### Records for the task
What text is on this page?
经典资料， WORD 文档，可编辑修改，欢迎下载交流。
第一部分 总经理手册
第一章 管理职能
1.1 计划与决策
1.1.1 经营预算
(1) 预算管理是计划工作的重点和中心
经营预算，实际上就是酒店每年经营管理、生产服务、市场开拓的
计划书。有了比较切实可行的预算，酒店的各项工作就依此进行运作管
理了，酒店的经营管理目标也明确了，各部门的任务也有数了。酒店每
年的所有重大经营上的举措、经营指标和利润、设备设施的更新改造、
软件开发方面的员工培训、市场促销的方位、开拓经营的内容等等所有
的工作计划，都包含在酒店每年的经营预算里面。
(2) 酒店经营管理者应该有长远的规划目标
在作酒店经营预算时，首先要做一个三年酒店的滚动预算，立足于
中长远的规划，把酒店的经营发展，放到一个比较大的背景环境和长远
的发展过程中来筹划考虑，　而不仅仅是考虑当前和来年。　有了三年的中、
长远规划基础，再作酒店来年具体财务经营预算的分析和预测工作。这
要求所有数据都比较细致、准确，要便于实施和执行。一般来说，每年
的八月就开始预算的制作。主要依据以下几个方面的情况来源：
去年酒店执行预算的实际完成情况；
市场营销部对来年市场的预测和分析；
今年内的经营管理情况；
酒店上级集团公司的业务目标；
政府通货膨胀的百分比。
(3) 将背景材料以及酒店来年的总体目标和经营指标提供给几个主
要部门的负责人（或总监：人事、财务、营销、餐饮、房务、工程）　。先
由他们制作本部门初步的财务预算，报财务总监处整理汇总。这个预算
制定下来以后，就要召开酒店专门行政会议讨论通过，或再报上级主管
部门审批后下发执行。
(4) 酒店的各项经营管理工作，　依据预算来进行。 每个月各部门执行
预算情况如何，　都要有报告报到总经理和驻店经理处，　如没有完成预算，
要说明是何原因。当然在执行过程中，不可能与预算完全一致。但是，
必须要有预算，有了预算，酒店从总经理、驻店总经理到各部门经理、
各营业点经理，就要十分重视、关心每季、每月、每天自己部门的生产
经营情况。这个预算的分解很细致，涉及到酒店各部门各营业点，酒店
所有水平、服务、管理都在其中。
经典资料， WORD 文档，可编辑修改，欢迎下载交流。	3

### Requirement
Quote all of the entries verbatim.

### Full output
What text is on this page?
经典资料， WORD 文档，可编辑修改，欢迎下载交流。
第一部分 总经理手册
第一章 管理职能
1.1 计划与决策
1.1.1 经营预算
(1) 预算管理是计划工作的重点和中心
经营预算，实际上就是酒店每年经营管理、生产服务、市场开拓的
计划书。有了比较切实可行的预算，酒店的各项工作就依此进行运作管
理了，酒店的经营管理目标也明确了，各部门的任务也有数了。酒店每
年的所有重大经营上的举措、经营指标和利润、设备设施的更新改造、
软件开发方面的员工培训、市场促销的方位、开拓经营的内容等等所有
的工作计划，都包含在酒店每年的经营预算里面。
(2) 酒店经营管理者应该有长远的规划目标
在作酒店经营预算时，首先要做一个三年酒店的滚动预算，立足于
中长远的规划，把酒店的经营发展，放到一个比较大的背景环境和长远
的发展过程中来筹划考虑，　而不仅仅是考虑当前和来年。　有了三年的中、
长远规划基础，再作酒店来年具体财务经营预算的分析和预测工作。这
要求所有数据都比较细致、准确，要便于实施和执行。一般来说，每年
的八月就开始预算的制作。主要依据以下几个方面的情况来源：
去年酒店执行预算的实际完成情况；
市场营销部对来年市场的预测和分析；
今年内的经营管理情况；
酒店上级集团公司的业务目标；
政府通货膨胀的百分比。
(3) 将背景材料以及酒店来年的总体目标和经营指标提供给几个主
要部门的负责人（或总监：人事、财务、营销、餐饮、房务、工程）　。先
由他们制作本部门初步的财务预算，报财务总监处整理汇总。这个预算
制定下来以后，就要召开酒店专门行政会议讨论通过，或再报上级主管
部门审批后下发执行。
(4) 酒店的各项经营管理工作，　依据预算来进行。 每个月各部门执行
预算情况如何，　都要有报告报到总经理和驻店经理处，　如没有完成预算，
要说明是何原因。当然在执行过程中，不可能与预算完全一致。但是，
必须要有预算，有了预算，酒店从总经理、驻店总经理到各部门经理、
各营业点经理，就要十分重视、关心每季、每月、每天自己部门的生产
经营情况。这个预算的分解很细致，涉及到酒店各部门各营业点，酒店
所有水平、服务、管理都在其中。
经典资料， WORD 文档，可编辑修改，欢迎下载交流。	3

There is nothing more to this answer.